Element boundary records

○ ○ ○ ○ ○

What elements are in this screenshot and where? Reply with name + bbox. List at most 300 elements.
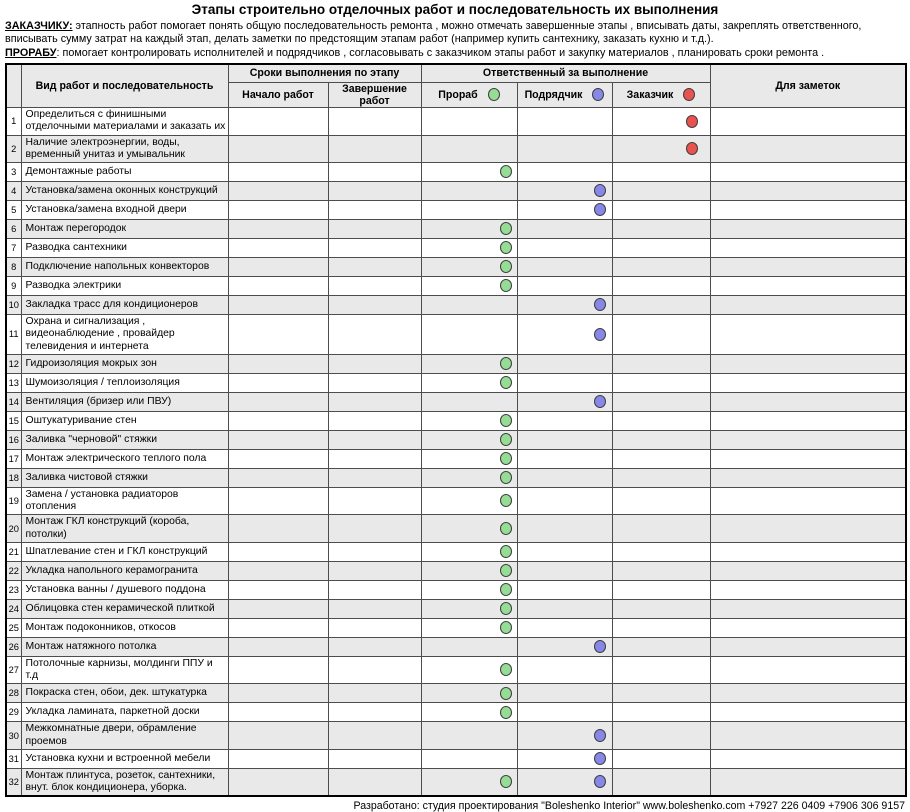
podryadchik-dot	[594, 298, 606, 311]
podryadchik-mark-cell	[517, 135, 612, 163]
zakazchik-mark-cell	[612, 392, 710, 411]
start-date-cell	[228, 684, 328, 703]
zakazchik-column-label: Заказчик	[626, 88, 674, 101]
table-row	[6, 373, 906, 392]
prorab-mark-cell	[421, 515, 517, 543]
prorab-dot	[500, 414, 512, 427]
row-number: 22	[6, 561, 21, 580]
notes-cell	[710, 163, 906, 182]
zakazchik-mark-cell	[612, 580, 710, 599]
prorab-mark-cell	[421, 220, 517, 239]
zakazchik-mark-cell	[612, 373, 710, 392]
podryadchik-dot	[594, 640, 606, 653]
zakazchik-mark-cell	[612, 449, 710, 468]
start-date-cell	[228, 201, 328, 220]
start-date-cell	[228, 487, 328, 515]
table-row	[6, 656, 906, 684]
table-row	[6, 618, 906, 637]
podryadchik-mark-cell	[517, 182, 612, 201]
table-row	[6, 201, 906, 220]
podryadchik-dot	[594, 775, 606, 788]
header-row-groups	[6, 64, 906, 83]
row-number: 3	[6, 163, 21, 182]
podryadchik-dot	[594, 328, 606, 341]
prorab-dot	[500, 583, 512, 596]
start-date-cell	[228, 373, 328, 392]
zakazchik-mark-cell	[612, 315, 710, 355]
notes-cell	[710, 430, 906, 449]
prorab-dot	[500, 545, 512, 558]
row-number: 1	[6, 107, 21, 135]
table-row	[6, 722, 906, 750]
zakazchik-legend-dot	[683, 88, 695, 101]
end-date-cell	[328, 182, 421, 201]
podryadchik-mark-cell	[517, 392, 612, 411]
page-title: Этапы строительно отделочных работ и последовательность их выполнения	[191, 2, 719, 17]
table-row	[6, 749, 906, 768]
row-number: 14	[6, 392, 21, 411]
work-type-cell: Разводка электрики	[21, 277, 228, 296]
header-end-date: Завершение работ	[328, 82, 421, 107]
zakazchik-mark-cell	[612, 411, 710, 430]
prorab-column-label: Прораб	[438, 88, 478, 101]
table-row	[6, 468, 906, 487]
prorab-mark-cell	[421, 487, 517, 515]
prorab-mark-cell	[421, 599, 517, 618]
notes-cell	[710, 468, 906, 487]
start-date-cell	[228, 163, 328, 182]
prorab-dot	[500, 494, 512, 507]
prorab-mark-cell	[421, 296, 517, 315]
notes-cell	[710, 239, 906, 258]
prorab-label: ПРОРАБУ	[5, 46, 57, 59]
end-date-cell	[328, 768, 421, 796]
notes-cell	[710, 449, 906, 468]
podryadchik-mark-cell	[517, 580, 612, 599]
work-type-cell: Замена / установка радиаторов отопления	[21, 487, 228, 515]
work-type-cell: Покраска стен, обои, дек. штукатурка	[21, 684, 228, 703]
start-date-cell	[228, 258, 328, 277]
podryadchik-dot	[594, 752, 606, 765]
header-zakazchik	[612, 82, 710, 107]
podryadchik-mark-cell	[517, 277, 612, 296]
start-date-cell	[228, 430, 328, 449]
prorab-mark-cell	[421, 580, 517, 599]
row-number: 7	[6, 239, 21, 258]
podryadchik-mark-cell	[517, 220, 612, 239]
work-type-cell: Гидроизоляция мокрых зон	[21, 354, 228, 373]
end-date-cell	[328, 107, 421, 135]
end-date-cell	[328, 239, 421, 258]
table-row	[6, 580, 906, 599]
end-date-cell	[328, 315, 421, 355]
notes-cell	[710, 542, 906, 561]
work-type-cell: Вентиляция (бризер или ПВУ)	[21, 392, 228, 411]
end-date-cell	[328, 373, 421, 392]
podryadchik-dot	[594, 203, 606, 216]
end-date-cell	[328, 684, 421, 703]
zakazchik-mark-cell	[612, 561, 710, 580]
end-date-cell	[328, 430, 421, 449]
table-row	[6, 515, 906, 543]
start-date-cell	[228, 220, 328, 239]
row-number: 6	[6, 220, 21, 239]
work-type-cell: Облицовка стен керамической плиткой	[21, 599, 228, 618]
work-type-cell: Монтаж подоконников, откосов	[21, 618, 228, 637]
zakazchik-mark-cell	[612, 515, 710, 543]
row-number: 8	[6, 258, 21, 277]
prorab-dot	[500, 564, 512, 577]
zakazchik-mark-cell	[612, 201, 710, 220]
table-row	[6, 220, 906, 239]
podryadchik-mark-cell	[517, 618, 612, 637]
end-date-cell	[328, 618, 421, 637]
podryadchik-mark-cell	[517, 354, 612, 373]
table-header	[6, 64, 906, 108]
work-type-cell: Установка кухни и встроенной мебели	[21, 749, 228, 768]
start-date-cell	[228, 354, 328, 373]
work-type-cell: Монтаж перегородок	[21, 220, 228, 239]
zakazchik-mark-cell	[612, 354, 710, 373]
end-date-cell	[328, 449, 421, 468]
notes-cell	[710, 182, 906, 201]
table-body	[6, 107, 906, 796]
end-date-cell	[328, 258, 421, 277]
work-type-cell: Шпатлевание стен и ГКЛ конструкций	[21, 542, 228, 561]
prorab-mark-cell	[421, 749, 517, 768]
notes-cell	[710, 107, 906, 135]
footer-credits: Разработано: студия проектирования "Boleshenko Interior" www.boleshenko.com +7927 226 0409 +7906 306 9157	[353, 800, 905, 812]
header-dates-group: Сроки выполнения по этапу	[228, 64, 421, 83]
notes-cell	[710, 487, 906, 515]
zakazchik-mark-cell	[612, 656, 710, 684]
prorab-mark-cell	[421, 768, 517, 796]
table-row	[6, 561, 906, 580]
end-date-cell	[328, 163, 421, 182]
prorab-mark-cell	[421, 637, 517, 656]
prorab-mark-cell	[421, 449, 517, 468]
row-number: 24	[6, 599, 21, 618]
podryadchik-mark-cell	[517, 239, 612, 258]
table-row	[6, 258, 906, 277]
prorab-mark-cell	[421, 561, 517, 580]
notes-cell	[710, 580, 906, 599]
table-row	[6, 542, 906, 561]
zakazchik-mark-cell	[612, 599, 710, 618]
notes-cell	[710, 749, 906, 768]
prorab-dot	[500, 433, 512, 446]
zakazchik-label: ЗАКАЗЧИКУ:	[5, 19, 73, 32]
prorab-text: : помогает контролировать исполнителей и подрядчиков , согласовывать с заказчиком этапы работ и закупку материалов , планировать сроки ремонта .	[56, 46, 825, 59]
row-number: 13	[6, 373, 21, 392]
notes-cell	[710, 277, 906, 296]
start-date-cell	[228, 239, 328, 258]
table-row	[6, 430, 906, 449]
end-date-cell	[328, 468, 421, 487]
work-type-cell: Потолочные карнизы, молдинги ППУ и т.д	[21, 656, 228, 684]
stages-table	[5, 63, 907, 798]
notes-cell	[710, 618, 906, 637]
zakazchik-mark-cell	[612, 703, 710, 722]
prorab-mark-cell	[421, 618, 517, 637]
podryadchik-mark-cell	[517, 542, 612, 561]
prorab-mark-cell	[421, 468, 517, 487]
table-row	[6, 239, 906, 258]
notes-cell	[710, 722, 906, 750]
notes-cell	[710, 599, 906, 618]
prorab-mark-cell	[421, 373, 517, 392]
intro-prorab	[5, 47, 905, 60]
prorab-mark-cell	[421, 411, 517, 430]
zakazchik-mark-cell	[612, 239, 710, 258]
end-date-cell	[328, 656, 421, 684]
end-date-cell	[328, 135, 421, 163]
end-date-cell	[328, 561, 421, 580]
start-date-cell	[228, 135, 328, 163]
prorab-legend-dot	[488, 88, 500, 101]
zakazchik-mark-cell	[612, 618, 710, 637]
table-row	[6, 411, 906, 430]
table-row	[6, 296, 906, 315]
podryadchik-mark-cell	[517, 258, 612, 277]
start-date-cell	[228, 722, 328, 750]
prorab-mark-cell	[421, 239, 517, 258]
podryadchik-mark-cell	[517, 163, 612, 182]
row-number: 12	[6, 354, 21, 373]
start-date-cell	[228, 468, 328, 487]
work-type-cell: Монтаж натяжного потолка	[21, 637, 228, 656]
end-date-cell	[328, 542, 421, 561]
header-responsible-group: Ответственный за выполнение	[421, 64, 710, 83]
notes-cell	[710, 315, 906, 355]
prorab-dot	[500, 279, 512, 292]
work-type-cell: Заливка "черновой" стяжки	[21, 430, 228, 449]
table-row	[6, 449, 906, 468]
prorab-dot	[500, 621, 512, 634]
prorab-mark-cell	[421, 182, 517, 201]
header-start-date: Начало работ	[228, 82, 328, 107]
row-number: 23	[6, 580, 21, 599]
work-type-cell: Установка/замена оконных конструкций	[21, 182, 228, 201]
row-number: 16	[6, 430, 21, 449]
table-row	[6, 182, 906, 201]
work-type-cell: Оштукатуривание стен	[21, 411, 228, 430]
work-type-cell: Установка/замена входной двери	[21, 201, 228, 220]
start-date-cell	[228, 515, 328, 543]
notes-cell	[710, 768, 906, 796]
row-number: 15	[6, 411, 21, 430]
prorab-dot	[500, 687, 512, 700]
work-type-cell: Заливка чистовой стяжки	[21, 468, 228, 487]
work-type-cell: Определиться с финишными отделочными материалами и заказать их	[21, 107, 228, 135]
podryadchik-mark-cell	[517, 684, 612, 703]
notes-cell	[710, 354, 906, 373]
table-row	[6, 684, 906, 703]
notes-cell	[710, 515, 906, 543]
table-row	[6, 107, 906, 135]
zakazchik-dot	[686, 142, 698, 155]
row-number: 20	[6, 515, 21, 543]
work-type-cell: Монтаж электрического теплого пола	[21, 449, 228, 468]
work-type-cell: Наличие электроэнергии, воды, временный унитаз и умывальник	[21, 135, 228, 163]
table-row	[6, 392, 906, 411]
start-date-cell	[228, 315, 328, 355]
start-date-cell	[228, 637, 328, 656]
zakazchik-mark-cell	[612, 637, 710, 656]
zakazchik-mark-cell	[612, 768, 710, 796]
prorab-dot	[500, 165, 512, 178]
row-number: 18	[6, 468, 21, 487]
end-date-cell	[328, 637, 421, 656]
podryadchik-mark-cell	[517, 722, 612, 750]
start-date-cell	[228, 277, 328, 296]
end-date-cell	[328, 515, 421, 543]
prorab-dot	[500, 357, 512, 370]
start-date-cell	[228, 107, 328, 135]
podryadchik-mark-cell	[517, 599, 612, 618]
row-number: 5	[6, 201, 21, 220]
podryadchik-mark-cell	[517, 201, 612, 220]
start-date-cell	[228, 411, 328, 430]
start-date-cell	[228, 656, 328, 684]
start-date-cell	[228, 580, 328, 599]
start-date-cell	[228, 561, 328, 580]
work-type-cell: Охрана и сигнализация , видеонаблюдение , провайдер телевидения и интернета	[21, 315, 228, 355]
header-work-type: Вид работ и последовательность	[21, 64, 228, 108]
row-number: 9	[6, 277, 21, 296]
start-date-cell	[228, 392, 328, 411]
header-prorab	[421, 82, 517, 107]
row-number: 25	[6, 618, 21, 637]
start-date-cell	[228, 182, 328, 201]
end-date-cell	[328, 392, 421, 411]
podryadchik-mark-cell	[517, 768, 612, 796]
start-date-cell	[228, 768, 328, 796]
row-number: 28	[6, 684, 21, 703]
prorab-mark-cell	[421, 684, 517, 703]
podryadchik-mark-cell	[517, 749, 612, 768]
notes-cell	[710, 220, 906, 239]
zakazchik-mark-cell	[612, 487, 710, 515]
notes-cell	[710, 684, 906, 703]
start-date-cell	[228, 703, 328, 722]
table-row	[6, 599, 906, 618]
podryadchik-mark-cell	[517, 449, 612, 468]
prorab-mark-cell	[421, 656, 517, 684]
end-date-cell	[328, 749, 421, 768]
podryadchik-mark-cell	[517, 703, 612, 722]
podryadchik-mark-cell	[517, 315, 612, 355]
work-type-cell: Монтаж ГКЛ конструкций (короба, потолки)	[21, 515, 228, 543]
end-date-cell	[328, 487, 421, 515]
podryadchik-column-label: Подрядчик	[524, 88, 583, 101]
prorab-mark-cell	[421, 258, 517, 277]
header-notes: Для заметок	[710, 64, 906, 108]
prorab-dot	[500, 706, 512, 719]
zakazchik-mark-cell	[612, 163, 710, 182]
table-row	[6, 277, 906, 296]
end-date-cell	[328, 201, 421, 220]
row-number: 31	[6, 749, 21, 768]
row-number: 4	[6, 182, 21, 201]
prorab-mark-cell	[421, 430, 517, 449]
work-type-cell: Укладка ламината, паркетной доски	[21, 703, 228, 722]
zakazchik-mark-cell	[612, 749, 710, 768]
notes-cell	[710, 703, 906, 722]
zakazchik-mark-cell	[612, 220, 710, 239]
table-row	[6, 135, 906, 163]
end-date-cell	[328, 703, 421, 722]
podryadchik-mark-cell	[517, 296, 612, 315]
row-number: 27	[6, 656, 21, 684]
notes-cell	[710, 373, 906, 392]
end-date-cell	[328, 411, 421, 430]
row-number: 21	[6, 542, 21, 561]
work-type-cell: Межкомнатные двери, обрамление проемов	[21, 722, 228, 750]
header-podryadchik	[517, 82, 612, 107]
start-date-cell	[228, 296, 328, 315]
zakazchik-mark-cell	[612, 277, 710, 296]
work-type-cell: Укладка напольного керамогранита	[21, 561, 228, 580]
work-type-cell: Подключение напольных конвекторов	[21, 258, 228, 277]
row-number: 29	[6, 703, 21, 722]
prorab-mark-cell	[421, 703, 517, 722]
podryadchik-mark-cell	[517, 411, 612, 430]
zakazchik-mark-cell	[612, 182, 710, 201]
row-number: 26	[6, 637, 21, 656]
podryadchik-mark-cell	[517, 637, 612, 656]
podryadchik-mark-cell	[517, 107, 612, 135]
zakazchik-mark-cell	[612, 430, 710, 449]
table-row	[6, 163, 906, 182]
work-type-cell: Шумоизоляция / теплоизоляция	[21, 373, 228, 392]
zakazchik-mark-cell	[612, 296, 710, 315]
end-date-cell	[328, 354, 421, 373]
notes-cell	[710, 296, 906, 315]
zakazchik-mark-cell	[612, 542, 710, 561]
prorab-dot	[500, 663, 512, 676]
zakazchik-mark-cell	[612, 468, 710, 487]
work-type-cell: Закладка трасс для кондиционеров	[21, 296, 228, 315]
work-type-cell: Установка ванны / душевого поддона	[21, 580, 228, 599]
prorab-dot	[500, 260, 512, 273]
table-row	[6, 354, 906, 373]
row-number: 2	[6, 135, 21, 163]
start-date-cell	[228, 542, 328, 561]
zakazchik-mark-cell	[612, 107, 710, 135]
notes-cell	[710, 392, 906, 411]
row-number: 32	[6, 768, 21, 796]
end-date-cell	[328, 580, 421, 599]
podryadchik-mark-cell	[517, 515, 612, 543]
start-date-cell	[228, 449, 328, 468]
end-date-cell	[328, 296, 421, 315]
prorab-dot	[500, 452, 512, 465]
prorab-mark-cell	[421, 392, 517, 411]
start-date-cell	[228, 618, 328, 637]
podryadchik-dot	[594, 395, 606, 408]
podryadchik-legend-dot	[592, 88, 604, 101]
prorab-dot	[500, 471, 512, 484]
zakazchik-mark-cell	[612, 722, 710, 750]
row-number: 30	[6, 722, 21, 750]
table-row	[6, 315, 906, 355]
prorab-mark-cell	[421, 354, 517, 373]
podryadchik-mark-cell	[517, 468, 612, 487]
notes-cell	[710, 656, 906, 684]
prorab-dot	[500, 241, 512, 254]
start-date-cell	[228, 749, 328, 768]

○ ○ ○ ○ ○

**Exercise**. Convert the part of the entries that opens with the line containing "298, 606, 311]" and closes with the line containing "373, 328, 392]" into a Markdown table with the columns Row and Line. Number each line and leave out any blank lines.

**The output**.
| Row | Line |
|---|---|
| 1 | podryadchik-dot	[594, 298, 606, 311] |
| 2 | podryadchik-mark-cell	[517, 135, 612, 163] |
| 3 | zakazchik-mark-cell	[612, 392, 710, 411] |
| 4 | start-date-cell	[228, 684, 328, 703] |
| 5 | zakazchik-column-label: Заказчик	[626, 88, 674, 101] |
| 6 | table-row	[6, 373, 906, 392] |
| 7 | prorab-mark-cell	[421, 515, 517, 543] |
| 8 | prorab-dot	[500, 414, 512, 427] |
| 9 | row-number: 22	[6, 561, 21, 580] |
| 10 | notes-cell	[710, 163, 906, 182] |
| 11 | zakazchik-mark-cell	[612, 580, 710, 599] |
| 12 | prorab-mark-cell	[421, 220, 517, 239] |
| 13 | zakazchik-mark-cell	[612, 373, 710, 392] |
| 14 | podryadchik-dot	[594, 640, 606, 653] |
| 15 | zakazchik-mark-cell	[612, 449, 710, 468] |
| 16 | start-date-cell	[228, 201, 328, 220] |
| 17 | start-date-cell	[228, 487, 328, 515] |
| 18 | table-row	[6, 656, 906, 684] |
| 19 | table-row	[6, 618, 906, 637] |
| 20 | podryadchik-mark-cell	[517, 182, 612, 201] |
| 21 | table-row	[6, 201, 906, 220] |
| 22 | podryadchik-dot	[594, 775, 606, 788] |
| 23 | header-row-groups	[6, 64, 906, 83] |
| 24 | row-number: 3	[6, 163, 21, 182] |
| 25 | podryadchik-dot	[594, 328, 606, 341] |
| 26 | prorab-dot	[500, 583, 512, 596] |
| 27 | start-date-cell	[228, 373, 328, 392] |